→ **Entries supplied**:
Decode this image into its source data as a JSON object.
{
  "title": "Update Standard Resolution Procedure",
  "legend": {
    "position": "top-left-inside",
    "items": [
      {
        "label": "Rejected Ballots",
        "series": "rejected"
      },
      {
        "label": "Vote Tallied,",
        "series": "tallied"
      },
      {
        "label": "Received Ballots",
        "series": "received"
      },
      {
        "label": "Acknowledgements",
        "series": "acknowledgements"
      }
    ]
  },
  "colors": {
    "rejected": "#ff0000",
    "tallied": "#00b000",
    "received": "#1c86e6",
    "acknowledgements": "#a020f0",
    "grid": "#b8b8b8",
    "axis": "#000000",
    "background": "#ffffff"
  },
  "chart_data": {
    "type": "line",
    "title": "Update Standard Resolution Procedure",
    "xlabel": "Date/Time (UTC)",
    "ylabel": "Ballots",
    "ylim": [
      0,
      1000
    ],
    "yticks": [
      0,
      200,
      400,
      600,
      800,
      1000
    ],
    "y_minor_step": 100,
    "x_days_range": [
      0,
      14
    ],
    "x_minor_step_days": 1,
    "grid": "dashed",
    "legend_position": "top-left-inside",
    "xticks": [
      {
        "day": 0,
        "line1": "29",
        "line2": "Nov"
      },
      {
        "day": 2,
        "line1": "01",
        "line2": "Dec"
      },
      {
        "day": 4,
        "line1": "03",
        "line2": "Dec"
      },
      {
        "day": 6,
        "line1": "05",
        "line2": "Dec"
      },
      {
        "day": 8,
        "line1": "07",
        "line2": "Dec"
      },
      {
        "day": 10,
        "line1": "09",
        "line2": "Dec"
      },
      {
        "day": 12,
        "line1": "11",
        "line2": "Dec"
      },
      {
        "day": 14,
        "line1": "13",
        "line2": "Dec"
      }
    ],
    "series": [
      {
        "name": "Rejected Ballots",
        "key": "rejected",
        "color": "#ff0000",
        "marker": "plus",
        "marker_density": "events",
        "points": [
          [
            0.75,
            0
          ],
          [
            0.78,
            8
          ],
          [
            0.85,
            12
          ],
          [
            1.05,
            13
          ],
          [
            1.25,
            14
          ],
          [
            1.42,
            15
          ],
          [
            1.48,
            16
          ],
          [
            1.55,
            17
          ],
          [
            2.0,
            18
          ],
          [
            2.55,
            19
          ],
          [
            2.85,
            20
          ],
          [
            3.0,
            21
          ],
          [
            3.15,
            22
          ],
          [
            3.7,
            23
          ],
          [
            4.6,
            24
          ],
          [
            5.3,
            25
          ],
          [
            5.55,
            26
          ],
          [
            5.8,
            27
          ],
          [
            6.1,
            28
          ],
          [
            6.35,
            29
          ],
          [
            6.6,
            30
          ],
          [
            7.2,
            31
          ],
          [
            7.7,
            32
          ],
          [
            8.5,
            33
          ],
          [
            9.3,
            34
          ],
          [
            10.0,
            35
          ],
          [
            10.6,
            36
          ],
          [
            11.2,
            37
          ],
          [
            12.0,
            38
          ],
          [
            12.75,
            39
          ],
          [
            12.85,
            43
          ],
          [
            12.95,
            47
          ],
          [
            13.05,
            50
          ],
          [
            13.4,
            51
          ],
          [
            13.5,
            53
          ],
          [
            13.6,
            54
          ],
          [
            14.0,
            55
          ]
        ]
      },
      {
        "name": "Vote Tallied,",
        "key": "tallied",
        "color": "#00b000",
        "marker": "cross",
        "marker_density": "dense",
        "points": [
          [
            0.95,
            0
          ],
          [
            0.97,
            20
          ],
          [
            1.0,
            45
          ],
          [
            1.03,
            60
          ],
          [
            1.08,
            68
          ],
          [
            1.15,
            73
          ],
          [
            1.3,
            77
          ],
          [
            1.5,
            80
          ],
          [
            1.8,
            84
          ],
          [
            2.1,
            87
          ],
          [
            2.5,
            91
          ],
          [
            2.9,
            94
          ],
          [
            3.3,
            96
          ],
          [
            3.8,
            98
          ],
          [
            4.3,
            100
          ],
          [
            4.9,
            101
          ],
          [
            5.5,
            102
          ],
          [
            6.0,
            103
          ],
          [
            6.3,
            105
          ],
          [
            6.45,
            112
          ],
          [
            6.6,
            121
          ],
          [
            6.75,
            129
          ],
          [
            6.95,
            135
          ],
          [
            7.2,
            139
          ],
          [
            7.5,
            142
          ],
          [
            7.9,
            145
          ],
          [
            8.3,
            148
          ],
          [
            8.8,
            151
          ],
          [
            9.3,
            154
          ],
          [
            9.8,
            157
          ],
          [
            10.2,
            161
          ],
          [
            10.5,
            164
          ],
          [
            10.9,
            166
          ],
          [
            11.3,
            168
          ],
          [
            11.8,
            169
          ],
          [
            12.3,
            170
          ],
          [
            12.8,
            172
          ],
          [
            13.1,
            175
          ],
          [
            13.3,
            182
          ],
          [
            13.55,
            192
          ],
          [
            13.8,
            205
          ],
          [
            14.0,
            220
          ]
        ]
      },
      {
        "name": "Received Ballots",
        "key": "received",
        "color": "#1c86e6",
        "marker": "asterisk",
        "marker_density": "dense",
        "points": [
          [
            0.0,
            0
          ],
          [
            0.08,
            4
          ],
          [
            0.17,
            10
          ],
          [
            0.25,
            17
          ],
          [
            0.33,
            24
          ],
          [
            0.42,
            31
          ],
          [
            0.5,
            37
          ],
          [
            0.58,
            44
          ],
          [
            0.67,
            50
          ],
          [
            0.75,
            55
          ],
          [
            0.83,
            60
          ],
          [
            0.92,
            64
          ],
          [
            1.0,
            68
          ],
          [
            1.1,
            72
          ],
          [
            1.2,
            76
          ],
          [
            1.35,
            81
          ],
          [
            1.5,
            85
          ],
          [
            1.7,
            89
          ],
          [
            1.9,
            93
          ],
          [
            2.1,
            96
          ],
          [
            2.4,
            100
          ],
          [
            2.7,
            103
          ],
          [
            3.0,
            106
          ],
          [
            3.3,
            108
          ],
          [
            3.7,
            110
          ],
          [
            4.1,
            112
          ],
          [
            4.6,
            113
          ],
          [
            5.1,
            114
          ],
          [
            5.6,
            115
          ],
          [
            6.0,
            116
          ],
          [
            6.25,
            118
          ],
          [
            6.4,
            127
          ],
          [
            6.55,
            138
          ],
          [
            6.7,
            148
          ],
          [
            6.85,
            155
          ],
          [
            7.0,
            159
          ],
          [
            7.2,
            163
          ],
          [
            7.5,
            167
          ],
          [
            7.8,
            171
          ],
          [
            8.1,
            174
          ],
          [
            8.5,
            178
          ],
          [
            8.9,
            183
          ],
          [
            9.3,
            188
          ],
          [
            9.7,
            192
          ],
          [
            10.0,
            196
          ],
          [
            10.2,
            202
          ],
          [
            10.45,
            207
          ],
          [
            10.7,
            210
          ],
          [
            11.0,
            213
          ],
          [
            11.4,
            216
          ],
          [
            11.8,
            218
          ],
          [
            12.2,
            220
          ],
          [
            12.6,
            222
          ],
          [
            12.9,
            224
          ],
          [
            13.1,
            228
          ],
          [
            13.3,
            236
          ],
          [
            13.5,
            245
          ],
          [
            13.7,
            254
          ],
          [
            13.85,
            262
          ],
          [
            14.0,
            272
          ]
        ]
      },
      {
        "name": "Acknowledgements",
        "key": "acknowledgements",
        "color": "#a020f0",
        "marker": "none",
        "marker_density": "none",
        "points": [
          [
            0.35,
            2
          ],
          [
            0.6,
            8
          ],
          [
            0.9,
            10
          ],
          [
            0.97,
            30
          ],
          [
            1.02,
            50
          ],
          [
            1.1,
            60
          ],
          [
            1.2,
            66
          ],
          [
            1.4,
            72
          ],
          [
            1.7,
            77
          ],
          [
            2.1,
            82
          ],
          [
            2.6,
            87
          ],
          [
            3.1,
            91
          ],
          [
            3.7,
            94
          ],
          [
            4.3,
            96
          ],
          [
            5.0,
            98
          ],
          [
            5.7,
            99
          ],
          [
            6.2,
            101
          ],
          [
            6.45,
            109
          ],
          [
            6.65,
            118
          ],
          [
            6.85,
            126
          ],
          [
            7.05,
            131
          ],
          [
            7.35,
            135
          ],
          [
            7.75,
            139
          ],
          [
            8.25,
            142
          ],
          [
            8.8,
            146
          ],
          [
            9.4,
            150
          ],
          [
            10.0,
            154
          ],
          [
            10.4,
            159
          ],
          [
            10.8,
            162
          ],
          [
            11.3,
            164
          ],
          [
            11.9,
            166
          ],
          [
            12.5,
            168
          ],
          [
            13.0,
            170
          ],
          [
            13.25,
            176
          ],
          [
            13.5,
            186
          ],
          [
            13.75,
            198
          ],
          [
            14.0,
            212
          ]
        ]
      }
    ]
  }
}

→ **Given request**:
Within the data above, pick out all lines holding the word "Resolution".

→ **Problem solution**:
  "title": "Update Standard Resolution Procedure",
    "title": "Update Standard Resolution Procedure",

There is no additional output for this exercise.